[Extracted records]
◇ ◇ ◇

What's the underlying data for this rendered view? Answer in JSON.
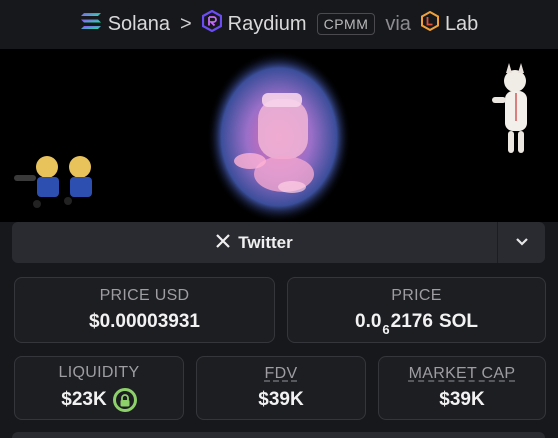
{
  "breadcrumb": {
    "chain": "Solana",
    "dex": "Raydium",
    "pool_type": "CPMM",
    "via": "via",
    "source": "Lab"
  },
  "colors": {
    "accent_green": "#8ed16a",
    "raydium_purple": "#6b4cf6",
    "lab_orange": "#f0a13a"
  },
  "social": {
    "twitter_label": "Twitter",
    "icons": [
      "x-icon",
      "chevron-down-icon"
    ]
  },
  "stats": {
    "price_usd": {
      "label": "PRICE USD",
      "value": "$0.00003931"
    },
    "price": {
      "label": "PRICE",
      "prefix": "0.0",
      "zeros": "6",
      "digits": "2176",
      "unit": "SOL"
    },
    "liquidity": {
      "label": "LIQUIDITY",
      "value": "$23K"
    },
    "fdv": {
      "label": "FDV",
      "value": "$39K"
    },
    "market_cap": {
      "label": "MARKET CAP",
      "value": "$39K"
    }
  }
}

◇ ◇ ◇

WRITTEN INSTRUCTION :: Repeat the material above verbatim, with no pictures in the output.

WRITTEN RESPONSE ::
What's the underlying data for this rendered view? Answer in JSON.
{
  "breadcrumb": {
    "chain": "Solana",
    "dex": "Raydium",
    "pool_type": "CPMM",
    "via": "via",
    "source": "Lab"
  },
  "colors": {
    "accent_green": "#8ed16a",
    "raydium_purple": "#6b4cf6",
    "lab_orange": "#f0a13a"
  },
  "social": {
    "twitter_label": "Twitter",
    "icons": [
      "x-icon",
      "chevron-down-icon"
    ]
  },
  "stats": {
    "price_usd": {
      "label": "PRICE USD",
      "value": "$0.00003931"
    },
    "price": {
      "label": "PRICE",
      "prefix": "0.0",
      "zeros": "6",
      "digits": "2176",
      "unit": "SOL"
    },
    "liquidity": {
      "label": "LIQUIDITY",
      "value": "$23K"
    },
    "fdv": {
      "label": "FDV",
      "value": "$39K"
    },
    "market_cap": {
      "label": "MARKET CAP",
      "value": "$39K"
    }
  }
}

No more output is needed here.